(Task statement) For each line that holds "this", copy the line out.

(Stored data)
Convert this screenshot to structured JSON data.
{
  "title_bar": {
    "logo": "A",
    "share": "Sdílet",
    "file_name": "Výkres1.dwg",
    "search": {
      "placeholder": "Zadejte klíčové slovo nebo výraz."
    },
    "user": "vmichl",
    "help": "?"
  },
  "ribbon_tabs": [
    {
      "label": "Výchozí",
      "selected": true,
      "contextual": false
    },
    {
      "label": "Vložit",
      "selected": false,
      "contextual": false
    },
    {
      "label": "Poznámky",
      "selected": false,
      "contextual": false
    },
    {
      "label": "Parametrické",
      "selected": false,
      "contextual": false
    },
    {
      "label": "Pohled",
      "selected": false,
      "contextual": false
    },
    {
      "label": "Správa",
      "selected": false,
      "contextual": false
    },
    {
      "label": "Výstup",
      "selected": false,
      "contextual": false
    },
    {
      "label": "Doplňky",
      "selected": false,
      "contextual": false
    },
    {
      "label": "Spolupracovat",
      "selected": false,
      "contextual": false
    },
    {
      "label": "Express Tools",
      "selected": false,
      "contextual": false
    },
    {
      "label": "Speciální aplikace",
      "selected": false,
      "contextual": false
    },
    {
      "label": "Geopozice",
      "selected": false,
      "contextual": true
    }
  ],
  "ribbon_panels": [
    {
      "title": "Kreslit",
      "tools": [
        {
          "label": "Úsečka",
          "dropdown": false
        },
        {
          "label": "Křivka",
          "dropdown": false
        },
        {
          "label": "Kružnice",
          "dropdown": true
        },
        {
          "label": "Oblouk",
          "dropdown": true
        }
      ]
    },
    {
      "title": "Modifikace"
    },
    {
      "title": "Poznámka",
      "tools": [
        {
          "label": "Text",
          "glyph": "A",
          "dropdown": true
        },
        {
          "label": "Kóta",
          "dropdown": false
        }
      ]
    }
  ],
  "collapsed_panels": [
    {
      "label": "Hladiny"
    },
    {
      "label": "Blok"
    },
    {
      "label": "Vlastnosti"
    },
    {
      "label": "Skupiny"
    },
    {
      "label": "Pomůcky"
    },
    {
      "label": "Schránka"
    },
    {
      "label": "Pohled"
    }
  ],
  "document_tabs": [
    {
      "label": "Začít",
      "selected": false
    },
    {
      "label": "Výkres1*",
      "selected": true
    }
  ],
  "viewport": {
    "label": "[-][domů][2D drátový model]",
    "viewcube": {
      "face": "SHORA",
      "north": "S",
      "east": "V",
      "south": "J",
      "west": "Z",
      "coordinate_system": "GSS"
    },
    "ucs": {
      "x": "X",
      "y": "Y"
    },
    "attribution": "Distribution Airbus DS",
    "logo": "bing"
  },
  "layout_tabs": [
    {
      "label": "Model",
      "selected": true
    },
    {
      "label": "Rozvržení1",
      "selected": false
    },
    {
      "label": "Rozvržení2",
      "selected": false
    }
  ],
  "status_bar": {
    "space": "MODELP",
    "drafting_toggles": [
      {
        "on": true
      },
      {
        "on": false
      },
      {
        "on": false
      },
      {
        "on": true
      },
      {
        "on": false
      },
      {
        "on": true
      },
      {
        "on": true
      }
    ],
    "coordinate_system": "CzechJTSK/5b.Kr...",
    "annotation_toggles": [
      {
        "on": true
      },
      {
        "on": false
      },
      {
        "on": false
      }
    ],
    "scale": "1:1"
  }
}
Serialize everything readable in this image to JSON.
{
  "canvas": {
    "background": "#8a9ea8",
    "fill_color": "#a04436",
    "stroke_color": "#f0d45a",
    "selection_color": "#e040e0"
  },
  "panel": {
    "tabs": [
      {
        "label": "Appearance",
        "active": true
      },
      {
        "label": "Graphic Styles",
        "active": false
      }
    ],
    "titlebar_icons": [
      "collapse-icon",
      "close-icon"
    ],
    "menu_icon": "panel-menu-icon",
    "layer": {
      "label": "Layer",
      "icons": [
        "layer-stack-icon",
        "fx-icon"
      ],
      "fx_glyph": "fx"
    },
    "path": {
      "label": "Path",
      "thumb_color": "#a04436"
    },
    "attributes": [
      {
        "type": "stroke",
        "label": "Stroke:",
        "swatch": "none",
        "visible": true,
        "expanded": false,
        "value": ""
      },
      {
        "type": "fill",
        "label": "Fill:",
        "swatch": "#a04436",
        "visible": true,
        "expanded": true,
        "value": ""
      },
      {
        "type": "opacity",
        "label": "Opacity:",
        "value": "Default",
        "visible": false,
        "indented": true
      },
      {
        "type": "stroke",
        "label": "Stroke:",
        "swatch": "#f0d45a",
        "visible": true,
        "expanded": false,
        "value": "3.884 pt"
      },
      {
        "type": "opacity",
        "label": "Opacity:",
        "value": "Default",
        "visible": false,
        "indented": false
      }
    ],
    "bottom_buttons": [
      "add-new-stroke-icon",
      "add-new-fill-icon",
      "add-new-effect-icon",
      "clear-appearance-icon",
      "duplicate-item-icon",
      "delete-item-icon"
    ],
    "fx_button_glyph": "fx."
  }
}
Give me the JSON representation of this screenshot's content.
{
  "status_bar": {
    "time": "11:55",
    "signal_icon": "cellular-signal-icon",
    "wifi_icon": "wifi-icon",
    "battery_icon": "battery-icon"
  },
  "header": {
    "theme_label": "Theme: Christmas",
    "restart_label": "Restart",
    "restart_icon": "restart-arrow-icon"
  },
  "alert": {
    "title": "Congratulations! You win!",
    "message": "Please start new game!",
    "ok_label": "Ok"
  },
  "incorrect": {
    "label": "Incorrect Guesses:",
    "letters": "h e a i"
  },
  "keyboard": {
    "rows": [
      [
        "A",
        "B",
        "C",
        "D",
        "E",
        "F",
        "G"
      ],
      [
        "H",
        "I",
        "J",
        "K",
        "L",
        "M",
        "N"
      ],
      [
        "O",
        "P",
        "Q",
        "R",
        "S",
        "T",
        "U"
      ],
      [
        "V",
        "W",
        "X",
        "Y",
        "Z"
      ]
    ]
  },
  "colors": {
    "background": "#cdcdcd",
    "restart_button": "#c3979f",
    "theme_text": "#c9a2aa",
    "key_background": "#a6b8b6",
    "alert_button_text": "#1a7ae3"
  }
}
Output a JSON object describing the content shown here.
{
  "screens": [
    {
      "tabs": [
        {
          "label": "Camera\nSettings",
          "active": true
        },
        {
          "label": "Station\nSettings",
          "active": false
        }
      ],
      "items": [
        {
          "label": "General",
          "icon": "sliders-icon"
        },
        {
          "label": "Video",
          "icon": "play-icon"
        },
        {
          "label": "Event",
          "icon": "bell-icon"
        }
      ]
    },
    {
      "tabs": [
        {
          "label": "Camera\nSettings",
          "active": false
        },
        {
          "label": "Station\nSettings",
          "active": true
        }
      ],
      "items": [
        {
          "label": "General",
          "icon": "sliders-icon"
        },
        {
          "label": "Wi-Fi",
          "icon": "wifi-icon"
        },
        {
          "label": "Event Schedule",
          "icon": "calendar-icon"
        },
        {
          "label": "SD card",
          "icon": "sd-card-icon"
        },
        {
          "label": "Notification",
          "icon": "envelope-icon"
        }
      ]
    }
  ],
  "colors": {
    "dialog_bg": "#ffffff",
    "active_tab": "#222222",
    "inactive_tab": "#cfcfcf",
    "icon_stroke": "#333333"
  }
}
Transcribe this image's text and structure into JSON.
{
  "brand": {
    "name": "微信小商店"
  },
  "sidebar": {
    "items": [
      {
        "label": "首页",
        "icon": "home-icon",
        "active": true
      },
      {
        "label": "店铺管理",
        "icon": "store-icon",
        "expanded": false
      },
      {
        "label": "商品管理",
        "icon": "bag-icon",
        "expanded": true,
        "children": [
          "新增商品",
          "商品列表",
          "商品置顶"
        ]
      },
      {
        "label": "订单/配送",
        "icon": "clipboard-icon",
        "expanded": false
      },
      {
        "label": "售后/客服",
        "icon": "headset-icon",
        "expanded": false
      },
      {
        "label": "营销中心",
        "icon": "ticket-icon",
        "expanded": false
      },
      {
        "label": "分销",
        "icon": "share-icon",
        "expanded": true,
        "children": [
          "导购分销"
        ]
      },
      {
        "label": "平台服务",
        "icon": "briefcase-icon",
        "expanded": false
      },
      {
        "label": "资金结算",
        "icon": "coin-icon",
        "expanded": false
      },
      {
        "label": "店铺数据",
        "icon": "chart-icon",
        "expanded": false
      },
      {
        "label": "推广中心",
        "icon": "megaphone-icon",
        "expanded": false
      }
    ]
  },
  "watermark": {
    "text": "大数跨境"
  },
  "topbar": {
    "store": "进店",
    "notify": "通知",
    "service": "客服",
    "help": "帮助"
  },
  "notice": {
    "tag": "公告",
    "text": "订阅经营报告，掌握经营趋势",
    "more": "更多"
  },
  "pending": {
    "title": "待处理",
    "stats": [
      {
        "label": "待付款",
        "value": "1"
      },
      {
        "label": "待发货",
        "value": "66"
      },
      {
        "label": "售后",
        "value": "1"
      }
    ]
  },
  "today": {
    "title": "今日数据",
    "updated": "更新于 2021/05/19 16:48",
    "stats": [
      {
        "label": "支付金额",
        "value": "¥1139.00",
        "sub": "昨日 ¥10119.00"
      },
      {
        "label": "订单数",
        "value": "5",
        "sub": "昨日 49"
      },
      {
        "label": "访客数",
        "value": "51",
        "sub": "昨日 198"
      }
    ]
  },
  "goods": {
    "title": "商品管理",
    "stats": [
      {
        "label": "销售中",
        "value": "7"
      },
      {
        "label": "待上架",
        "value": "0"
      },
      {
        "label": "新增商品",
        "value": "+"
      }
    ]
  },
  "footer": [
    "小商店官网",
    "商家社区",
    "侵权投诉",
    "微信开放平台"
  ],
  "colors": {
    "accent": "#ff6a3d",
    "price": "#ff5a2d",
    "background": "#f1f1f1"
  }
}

(Completed exercise)
Convert this screenshot to structured JSON data.
Serialize everything readable in this image to JSON.
Give me the JSON representation of this screenshot's content.
Transcribe this image's text and structure into JSON.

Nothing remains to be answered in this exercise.